#### Exercise aim:
Give the material from the line containing "installment-note: платеж [1458, 424, 1523, 443]" through the line containing "spec-value: 10000 [975, 484, 1036, 506]", inclusive, as a Markdown table with the columns Row and Line. Number each row and leave out blank lines.

#### Input material:
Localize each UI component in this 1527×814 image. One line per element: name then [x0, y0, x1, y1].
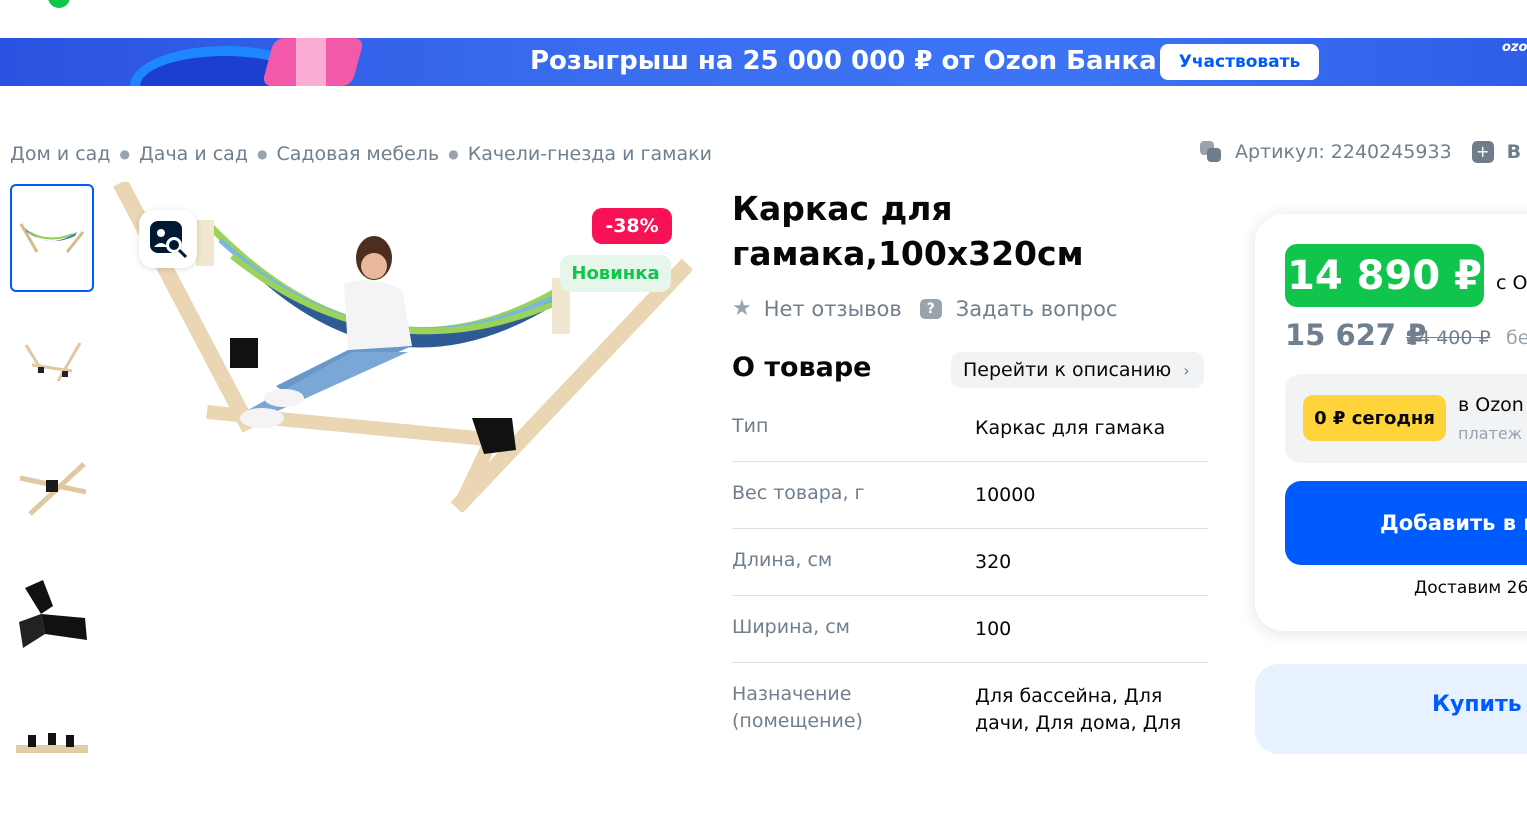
installment-note: платеж [1458, 424, 1523, 443]
breadcrumb-separator: ● [256, 147, 268, 161]
buy-now-button[interactable]: Купить в [1432, 692, 1527, 717]
spec-value: Для бассейна, Для дачи, Для дома, Для [975, 685, 1182, 734]
chevron-right-icon: › [1183, 360, 1190, 380]
promo-banner[interactable]: Розыгрыш на 25 000 000 ₽ от Ozon Банка У… [0, 38, 1527, 86]
discount-badge: -38% [592, 208, 672, 244]
spec-value: 10000 [975, 484, 1036, 506]
spec-value: Каркас для гамака [975, 417, 1166, 439]
gift-ribbon [296, 38, 326, 86]
banner-title: Розыгрыш на 25 000 000 ₽ от Ozon Банка [530, 46, 1157, 76]
breadcrumb-item[interactable]: Дача и сад [139, 143, 248, 165]
spec-value: 100 [975, 618, 1012, 640]
thumbnail[interactable] [10, 310, 94, 418]
question-icon: ? [919, 298, 942, 319]
card-price-suffix: с О [1496, 272, 1527, 294]
breadcrumb-item[interactable]: Качели-гнезда и гамаки [468, 143, 712, 165]
breadcrumb-separator: ● [119, 147, 130, 161]
about-heading: О товаре [732, 352, 872, 383]
spec-key: Ширина, см [732, 616, 850, 638]
article-copy-icon[interactable] [1200, 141, 1222, 163]
spec-row: Длина, см 320 [732, 529, 1208, 596]
ozon-logo-icon[interactable] [48, 0, 70, 8]
thumbnail[interactable] [10, 688, 94, 796]
go-to-description-button[interactable]: Перейти к описанию › [951, 352, 1204, 388]
specs-table: Тип Каркас для гамака Вес товара, г 1000… [732, 395, 1208, 783]
card-price[interactable]: 14 890 ₽ [1285, 244, 1484, 307]
thumbnail[interactable] [10, 184, 94, 292]
spec-row: Тип Каркас для гамака [732, 395, 1208, 462]
ask-question-link[interactable]: Задать вопрос [956, 297, 1118, 321]
product-title: Каркас для гамака,100x320см [732, 189, 1084, 273]
breadcrumb-item[interactable]: Дом и сад [10, 143, 110, 165]
top-strip [0, 0, 1527, 38]
delivery-info: Доставим 26 [1414, 578, 1527, 598]
spec-row: Назначение (помещение) Для бассейна, Для… [732, 663, 1208, 783]
new-badge: Новинка [560, 255, 671, 292]
article-extra[interactable]: В [1507, 141, 1521, 163]
thumbnail[interactable] [10, 562, 94, 670]
spec-key: Длина, см [732, 549, 833, 571]
installment-where: в Ozon [1458, 394, 1524, 416]
zoom-search-icon[interactable] [139, 210, 197, 268]
product-meta: ★ Нет отзывов ? Задать вопрос [732, 296, 1117, 321]
spec-key: Тип [732, 415, 769, 437]
spec-value: 320 [975, 551, 1012, 573]
breadcrumb-separator: ● [448, 147, 459, 161]
thumbnail-list [10, 184, 94, 814]
article-number[interactable]: Артикул: 2240245933 [1235, 141, 1452, 163]
spec-key: Вес товара, г [732, 482, 865, 504]
compare-icon[interactable]: + [1471, 141, 1494, 163]
breadcrumb-item[interactable]: Садовая мебель [276, 143, 439, 165]
price-note: бе [1506, 327, 1527, 349]
reviews-link[interactable]: Нет отзывов [764, 297, 902, 321]
breadcrumb: Дом и сад ● Дача и сад ● Садовая мебель … [10, 143, 712, 165]
participate-button[interactable]: Участвовать [1160, 44, 1319, 80]
spec-row: Ширина, см 100 [732, 596, 1208, 663]
old-price: 24 400 ₽ [1406, 327, 1491, 349]
spec-row: Вес товара, г 10000 [732, 462, 1208, 529]
thumbnail[interactable] [10, 436, 94, 544]
installment-today-badge: 0 ₽ сегодня [1303, 395, 1446, 441]
article-info: Артикул: 2240245933 + В [1200, 141, 1521, 163]
banner-brand: ozon [1502, 40, 1527, 55]
star-icon: ★ [732, 296, 752, 321]
add-to-cart-button[interactable]: Добавить в к [1285, 481, 1527, 565]
spec-key: Назначение (помещение) [732, 683, 863, 732]
go-to-description-label: Перейти к описанию [963, 359, 1172, 381]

#### Task response:
| Row | Line |
|---|---|
| 1 | installment-note: платеж [1458, 424, 1523, 443] |
| 2 | breadcrumb-separator: ● [256, 147, 268, 161] |
| 3 | buy-now-button[interactable]: Купить в [1432, 692, 1527, 717] |
| 4 | spec-value: Для бассейна, Для дачи, Для дома, Для [975, 685, 1182, 734] |
| 5 | chevron-right-icon: › [1183, 360, 1190, 380] |
| 6 | promo-banner[interactable]: Розыгрыш на 25 000 000 ₽ от Ozon Банка У… [0, 38, 1527, 86] |
| 7 | discount-badge: -38% [592, 208, 672, 244] |
| 8 | spec-value: 10000 [975, 484, 1036, 506] |